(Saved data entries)
=-=-=-=-=
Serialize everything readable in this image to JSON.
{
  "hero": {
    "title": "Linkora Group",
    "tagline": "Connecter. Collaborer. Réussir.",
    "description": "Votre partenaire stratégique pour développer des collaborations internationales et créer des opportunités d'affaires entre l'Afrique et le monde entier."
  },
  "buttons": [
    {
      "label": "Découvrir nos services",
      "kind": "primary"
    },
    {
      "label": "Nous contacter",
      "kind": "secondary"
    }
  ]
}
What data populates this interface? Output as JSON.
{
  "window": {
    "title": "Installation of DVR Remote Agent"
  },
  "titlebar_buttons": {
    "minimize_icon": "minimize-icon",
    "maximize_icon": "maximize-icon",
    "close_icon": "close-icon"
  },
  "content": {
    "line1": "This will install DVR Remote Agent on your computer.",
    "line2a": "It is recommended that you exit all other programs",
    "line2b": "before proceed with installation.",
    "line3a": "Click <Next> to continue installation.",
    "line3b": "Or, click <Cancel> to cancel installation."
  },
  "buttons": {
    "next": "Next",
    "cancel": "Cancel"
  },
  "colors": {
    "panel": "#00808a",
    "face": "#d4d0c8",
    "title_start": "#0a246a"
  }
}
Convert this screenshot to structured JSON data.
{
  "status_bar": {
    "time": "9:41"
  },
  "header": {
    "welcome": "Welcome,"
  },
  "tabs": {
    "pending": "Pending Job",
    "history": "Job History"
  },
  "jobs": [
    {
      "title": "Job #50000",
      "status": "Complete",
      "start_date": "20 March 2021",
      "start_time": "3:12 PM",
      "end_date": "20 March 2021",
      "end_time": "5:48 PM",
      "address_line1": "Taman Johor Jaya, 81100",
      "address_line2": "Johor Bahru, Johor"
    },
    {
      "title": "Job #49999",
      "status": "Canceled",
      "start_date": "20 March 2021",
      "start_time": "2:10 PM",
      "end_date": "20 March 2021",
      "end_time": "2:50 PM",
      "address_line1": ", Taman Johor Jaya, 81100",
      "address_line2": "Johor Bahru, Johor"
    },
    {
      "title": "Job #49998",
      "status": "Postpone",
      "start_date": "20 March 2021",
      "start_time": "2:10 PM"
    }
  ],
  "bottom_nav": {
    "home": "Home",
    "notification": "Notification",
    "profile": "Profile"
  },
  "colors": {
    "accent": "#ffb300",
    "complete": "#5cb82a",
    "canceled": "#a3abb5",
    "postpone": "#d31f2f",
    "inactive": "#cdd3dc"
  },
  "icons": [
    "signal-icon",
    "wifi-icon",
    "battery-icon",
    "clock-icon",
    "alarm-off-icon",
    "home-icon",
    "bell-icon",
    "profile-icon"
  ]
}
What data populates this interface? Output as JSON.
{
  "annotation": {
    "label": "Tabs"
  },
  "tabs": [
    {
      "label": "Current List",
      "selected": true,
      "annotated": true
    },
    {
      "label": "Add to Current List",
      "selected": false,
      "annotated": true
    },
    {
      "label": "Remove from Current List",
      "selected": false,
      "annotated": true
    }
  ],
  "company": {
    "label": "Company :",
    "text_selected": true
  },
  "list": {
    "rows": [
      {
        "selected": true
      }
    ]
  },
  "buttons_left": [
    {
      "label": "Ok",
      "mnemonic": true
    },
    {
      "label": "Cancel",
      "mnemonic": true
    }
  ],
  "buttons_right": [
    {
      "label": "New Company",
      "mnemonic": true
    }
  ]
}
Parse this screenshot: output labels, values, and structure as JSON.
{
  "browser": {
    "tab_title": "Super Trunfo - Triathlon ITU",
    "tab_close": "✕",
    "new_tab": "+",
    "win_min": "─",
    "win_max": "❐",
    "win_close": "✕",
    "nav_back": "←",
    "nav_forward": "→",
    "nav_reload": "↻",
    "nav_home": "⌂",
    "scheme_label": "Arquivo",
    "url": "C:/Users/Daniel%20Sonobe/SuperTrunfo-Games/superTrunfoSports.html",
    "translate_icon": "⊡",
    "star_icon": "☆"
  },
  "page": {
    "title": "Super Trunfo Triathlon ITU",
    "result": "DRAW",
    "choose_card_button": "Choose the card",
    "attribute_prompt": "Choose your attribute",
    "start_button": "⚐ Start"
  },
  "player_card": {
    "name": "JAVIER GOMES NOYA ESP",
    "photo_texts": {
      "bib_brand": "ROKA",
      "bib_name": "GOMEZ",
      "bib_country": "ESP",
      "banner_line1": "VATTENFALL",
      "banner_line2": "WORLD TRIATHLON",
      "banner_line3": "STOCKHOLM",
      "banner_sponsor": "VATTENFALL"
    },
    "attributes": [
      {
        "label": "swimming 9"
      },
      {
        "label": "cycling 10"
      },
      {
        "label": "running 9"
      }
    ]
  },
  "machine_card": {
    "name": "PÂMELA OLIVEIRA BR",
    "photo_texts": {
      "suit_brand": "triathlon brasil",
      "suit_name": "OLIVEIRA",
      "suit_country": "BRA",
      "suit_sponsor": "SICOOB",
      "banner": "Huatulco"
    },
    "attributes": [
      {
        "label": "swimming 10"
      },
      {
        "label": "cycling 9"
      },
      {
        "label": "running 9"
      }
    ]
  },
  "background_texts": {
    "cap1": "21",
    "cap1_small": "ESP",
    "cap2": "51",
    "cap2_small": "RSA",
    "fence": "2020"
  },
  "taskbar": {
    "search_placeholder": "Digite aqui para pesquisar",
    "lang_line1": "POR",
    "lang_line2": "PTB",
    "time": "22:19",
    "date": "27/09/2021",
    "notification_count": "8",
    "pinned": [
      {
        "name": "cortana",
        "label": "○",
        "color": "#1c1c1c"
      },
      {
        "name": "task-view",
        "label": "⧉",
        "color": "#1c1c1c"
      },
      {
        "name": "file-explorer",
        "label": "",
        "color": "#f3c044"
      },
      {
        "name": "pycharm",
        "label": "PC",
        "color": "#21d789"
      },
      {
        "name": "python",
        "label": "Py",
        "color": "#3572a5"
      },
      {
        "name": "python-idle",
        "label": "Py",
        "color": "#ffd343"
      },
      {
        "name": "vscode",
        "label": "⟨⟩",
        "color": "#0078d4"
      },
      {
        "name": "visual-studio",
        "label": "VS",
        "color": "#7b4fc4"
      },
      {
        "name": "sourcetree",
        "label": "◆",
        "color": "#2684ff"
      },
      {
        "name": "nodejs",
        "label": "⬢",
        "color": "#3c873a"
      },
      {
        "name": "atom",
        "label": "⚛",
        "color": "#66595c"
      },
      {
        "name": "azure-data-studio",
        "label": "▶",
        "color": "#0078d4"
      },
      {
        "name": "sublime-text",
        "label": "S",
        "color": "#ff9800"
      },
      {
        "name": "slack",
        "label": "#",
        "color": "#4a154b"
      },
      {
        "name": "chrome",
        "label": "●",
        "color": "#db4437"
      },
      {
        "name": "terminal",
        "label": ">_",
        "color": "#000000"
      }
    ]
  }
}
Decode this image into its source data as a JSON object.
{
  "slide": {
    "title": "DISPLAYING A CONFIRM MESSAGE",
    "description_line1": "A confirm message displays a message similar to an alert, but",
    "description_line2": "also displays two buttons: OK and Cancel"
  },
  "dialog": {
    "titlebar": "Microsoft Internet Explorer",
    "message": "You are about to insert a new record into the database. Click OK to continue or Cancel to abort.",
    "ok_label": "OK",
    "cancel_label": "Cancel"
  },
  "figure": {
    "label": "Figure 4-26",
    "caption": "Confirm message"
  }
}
=-=-=-=-=
Problem statement — Quote all the records. Keep every word exact.

Result below —
Serialize everything readable in this image to JSON.
{
  "hero": {
    "title": "Linkora Group",
    "tagline": "Connecter. Collaborer. Réussir.",
    "description": "Votre partenaire stratégique pour développer des collaborations internationales et créer des opportunités d'affaires entre l'Afrique et le monde entier."
  },
  "buttons": [
    {
      "label": "Découvrir nos services",
      "kind": "primary"
    },
    {
      "label": "Nous contacter",
      "kind": "secondary"
    }
  ]
}
What data populates this interface? Output as JSON.
{
  "window": {
    "title": "Installation of DVR Remote Agent"
  },
  "titlebar_buttons": {
    "minimize_icon": "minimize-icon",
    "maximize_icon": "maximize-icon",
    "close_icon": "close-icon"
  },
  "content": {
    "line1": "This will install DVR Remote Agent on your computer.",
    "line2a": "It is recommended that you exit all other programs",
    "line2b": "before proceed with installation.",
    "line3a": "Click <Next> to continue installation.",
    "line3b": "Or, click <Cancel> to cancel installation."
  },
  "buttons": {
    "next": "Next",
    "cancel": "Cancel"
  },
  "colors": {
    "panel": "#00808a",
    "face": "#d4d0c8",
    "title_start": "#0a246a"
  }
}
Convert this screenshot to structured JSON data.
{
  "status_bar": {
    "time": "9:41"
  },
  "header": {
    "welcome": "Welcome,"
  },
  "tabs": {
    "pending": "Pending Job",
    "history": "Job History"
  },
  "jobs": [
    {
      "title": "Job #50000",
      "status": "Complete",
      "start_date": "20 March 2021",
      "start_time": "3:12 PM",
      "end_date": "20 March 2021",
      "end_time": "5:48 PM",
      "address_line1": "Taman Johor Jaya, 81100",
      "address_line2": "Johor Bahru, Johor"
    },
    {
      "title": "Job #49999",
      "status": "Canceled",
      "start_date": "20 March 2021",
      "start_time": "2:10 PM",
      "end_date": "20 March 2021",
      "end_time": "2:50 PM",
      "address_line1": ", Taman Johor Jaya, 81100",
      "address_line2": "Johor Bahru, Johor"
    },
    {
      "title": "Job #49998",
      "status": "Postpone",
      "start_date": "20 March 2021",
      "start_time": "2:10 PM"
    }
  ],
  "bottom_nav": {
    "home": "Home",
    "notification": "Notification",
    "profile": "Profile"
  },
  "colors": {
    "accent": "#ffb300",
    "complete": "#5cb82a",
    "canceled": "#a3abb5",
    "postpone": "#d31f2f",
    "inactive": "#cdd3dc"
  },
  "icons": [
    "signal-icon",
    "wifi-icon",
    "battery-icon",
    "clock-icon",
    "alarm-off-icon",
    "home-icon",
    "bell-icon",
    "profile-icon"
  ]
}
What data populates this interface? Output as JSON.
{
  "annotation": {
    "label": "Tabs"
  },
  "tabs": [
    {
      "label": "Current List",
      "selected": true,
      "annotated": true
    },
    {
      "label": "Add to Current List",
      "selected": false,
      "annotated": true
    },
    {
      "label": "Remove from Current List",
      "selected": false,
      "annotated": true
    }
  ],
  "company": {
    "label": "Company :",
    "text_selected": true
  },
  "list": {
    "rows": [
      {
        "selected": true
      }
    ]
  },
  "buttons_left": [
    {
      "label": "Ok",
      "mnemonic": true
    },
    {
      "label": "Cancel",
      "mnemonic": true
    }
  ],
  "buttons_right": [
    {
      "label": "New Company",
      "mnemonic": true
    }
  ]
}
Parse this screenshot: output labels, values, and structure as JSON.
{
  "browser": {
    "tab_title": "Super Trunfo - Triathlon ITU",
    "tab_close": "✕",
    "new_tab": "+",
    "win_min": "─",
    "win_max": "❐",
    "win_close": "✕",
    "nav_back": "←",
    "nav_forward": "→",
    "nav_reload": "↻",
    "nav_home": "⌂",
    "scheme_label": "Arquivo",
    "url": "C:/Users/Daniel%20Sonobe/SuperTrunfo-Games/superTrunfoSports.html",
    "translate_icon": "⊡",
    "star_icon": "☆"
  },
  "page": {
    "title": "Super Trunfo Triathlon ITU",
    "result": "DRAW",
    "choose_card_button": "Choose the card",
    "attribute_prompt": "Choose your attribute",
    "start_button": "⚐ Start"
  },
  "player_card": {
    "name": "JAVIER GOMES NOYA ESP",
    "photo_texts": {
      "bib_brand": "ROKA",
      "bib_name": "GOMEZ",
      "bib_country": "ESP",
      "banner_line1": "VATTENFALL",
      "banner_line2": "WORLD TRIATHLON",
      "banner_line3": "STOCKHOLM",
      "banner_sponsor": "VATTENFALL"
    },
    "attributes": [
      {
        "label": "swimming 9"
      },
      {
        "label": "cycling 10"
      },
      {
        "label": "running 9"
      }
    ]
  },
  "machine_card": {
    "name": "PÂMELA OLIVEIRA BR",
    "photo_texts": {
      "suit_brand": "triathlon brasil",
      "suit_name": "OLIVEIRA",
      "suit_country": "BRA",
      "suit_sponsor": "SICOOB",
      "banner": "Huatulco"
    },
    "attributes": [
      {
        "label": "swimming 10"
      },
      {
        "label": "cycling 9"
      },
      {
        "label": "running 9"
      }
    ]
  },
  "background_texts": {
    "cap1": "21",
    "cap1_small": "ESP",
    "cap2": "51",
    "cap2_small": "RSA",
    "fence": "2020"
  },
  "taskbar": {
    "search_placeholder": "Digite aqui para pesquisar",
    "lang_line1": "POR",
    "lang_line2": "PTB",
    "time": "22:19",
    "date": "27/09/2021",
    "notification_count": "8",
    "pinned": [
      {
        "name": "cortana",
        "label": "○",
        "color": "#1c1c1c"
      },
      {
        "name": "task-view",
        "label": "⧉",
        "color": "#1c1c1c"
      },
      {
        "name": "file-explorer",
        "label": "",
        "color": "#f3c044"
      },
      {
        "name": "pycharm",
        "label": "PC",
        "color": "#21d789"
      },
      {
        "name": "python",
        "label": "Py",
        "color": "#3572a5"
      },
      {
        "name": "python-idle",
        "label": "Py",
        "color": "#ffd343"
      },
      {
        "name": "vscode",
        "label": "⟨⟩",
        "color": "#0078d4"
      },
      {
        "name": "visual-studio",
        "label": "VS",
        "color": "#7b4fc4"
      },
      {
        "name": "sourcetree",
        "label": "◆",
        "color": "#2684ff"
      },
      {
        "name": "nodejs",
        "label": "⬢",
        "color": "#3c873a"
      },
      {
        "name": "atom",
        "label": "⚛",
        "color": "#66595c"
      },
      {
        "name": "azure-data-studio",
        "label": "▶",
        "color": "#0078d4"
      },
      {
        "name": "sublime-text",
        "label": "S",
        "color": "#ff9800"
      },
      {
        "name": "slack",
        "label": "#",
        "color": "#4a154b"
      },
      {
        "name": "chrome",
        "label": "●",
        "color": "#db4437"
      },
      {
        "name": "terminal",
        "label": ">_",
        "color": "#000000"
      }
    ]
  }
}
Decode this image into its source data as a JSON object.
{
  "slide": {
    "title": "DISPLAYING A CONFIRM MESSAGE",
    "description_line1": "A confirm message displays a message similar to an alert, but",
    "description_line2": "also displays two buttons: OK and Cancel"
  },
  "dialog": {
    "titlebar": "Microsoft Internet Explorer",
    "message": "You are about to insert a new record into the database. Click OK to continue or Cancel to abort.",
    "ok_label": "OK",
    "cancel_label": "Cancel"
  },
  "figure": {
    "label": "Figure 4-26",
    "caption": "Confirm message"
  }
}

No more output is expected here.